# Start of DATA PROVIDED

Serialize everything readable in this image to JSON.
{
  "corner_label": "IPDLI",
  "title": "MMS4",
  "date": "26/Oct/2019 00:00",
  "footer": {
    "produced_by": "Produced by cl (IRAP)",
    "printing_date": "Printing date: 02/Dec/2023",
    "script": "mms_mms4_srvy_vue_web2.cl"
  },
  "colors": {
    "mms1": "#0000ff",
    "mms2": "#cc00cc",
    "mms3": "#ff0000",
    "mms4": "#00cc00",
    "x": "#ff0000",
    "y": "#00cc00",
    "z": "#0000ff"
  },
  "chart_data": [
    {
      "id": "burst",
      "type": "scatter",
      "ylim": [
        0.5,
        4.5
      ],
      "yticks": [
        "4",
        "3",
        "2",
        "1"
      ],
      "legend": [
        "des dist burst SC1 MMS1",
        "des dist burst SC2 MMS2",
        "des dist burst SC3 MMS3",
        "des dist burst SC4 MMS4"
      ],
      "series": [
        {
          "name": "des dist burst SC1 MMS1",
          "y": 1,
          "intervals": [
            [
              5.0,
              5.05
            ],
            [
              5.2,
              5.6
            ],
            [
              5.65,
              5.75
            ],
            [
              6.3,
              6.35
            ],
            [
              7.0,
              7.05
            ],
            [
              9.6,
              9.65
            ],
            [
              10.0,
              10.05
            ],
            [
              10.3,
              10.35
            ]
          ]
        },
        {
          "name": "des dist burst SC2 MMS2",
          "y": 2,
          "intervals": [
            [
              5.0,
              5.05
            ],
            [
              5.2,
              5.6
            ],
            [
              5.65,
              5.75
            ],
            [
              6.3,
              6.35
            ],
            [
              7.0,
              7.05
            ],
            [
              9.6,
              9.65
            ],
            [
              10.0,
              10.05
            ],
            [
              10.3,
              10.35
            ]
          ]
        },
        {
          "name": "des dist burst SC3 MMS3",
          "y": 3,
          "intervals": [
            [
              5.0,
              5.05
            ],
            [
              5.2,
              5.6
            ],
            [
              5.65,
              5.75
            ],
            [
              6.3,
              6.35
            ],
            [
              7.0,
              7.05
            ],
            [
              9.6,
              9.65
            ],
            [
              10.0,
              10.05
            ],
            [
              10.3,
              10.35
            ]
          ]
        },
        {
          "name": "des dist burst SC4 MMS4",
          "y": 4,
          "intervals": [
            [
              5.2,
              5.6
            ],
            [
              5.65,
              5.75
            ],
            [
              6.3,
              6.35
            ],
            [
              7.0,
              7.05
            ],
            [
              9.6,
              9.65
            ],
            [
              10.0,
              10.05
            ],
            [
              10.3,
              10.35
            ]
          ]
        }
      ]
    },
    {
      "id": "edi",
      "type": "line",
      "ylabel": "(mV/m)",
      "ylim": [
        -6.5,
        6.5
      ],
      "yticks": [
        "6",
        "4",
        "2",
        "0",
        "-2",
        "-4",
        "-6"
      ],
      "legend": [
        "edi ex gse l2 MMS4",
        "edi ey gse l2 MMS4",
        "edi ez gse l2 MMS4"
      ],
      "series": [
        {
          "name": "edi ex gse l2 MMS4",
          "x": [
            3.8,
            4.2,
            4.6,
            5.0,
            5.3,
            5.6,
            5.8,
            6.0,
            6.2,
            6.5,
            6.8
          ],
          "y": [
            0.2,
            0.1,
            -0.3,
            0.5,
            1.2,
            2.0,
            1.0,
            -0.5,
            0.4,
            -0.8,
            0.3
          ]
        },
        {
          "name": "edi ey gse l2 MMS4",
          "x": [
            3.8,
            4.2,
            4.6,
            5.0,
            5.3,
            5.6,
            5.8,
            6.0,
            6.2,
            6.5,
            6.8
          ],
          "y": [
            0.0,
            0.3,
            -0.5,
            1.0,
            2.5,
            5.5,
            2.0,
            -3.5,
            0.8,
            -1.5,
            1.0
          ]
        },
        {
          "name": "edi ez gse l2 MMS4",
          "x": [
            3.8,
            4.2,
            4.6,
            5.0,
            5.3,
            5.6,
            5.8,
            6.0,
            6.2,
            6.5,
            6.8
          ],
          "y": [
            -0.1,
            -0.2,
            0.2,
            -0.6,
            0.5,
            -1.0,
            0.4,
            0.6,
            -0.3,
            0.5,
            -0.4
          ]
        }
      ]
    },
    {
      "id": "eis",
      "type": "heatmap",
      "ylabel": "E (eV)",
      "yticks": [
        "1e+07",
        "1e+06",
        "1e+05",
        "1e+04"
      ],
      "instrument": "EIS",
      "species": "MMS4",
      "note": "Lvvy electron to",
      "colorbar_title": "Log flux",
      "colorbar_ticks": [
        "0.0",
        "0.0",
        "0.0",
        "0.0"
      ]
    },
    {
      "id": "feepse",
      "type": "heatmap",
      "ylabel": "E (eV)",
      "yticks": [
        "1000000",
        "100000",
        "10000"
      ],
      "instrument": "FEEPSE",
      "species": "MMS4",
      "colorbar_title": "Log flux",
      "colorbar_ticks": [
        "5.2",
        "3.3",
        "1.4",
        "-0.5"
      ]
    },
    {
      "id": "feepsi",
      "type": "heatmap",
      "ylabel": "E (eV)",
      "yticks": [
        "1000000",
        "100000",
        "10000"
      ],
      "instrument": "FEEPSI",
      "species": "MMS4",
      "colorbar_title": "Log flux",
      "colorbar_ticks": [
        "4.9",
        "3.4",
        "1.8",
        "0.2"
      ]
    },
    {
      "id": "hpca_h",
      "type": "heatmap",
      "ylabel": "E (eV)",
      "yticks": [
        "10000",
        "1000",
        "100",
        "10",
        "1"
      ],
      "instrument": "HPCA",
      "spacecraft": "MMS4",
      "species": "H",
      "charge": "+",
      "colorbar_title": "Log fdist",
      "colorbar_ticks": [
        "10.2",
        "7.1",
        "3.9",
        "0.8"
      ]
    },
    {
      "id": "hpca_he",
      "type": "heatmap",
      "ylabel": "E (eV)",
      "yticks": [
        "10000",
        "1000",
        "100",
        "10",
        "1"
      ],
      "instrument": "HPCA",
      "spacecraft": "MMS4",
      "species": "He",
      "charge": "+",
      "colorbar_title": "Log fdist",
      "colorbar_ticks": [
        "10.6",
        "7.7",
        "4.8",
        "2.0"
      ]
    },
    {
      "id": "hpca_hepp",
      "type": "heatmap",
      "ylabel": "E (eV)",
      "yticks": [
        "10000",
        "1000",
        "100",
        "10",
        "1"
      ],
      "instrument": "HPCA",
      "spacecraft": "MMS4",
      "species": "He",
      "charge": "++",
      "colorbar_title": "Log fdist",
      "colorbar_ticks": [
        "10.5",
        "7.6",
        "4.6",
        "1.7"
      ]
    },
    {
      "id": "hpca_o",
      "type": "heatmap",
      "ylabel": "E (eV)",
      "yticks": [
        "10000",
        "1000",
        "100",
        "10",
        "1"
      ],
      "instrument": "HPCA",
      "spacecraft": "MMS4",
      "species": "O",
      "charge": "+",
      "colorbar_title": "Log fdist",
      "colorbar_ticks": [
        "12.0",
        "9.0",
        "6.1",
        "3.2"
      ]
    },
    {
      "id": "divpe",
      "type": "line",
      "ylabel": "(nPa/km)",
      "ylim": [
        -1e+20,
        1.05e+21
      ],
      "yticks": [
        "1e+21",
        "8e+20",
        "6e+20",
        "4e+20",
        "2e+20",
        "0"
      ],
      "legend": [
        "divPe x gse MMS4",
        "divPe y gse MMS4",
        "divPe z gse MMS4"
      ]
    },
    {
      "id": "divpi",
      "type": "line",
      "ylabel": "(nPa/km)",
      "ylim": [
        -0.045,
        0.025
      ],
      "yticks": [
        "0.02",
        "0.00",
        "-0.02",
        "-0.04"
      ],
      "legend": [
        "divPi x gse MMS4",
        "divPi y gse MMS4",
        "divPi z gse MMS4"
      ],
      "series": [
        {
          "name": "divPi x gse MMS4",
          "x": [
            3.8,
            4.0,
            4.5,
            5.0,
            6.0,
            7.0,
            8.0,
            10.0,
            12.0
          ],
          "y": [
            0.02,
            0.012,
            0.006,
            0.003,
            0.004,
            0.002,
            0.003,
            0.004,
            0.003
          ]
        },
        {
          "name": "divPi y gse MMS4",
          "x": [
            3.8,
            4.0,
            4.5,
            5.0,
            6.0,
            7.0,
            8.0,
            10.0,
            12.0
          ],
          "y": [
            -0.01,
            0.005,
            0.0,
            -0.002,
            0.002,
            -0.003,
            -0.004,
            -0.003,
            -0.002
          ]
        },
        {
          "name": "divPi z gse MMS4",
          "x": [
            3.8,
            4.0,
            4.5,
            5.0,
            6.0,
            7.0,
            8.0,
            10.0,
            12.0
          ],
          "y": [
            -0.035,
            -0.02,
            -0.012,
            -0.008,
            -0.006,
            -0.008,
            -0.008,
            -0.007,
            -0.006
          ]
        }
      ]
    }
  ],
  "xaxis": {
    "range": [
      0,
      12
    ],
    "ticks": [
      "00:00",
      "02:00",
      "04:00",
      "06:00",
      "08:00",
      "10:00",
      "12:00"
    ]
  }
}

# End of DATA PROVIDED

## DO THIS
From the listing above, pick out each line where the word "date" appears.

## FINAL RESULT
  "date": "26/Oct/2019 00:00",
    "printing_date": "Printing date: 02/Dec/2023",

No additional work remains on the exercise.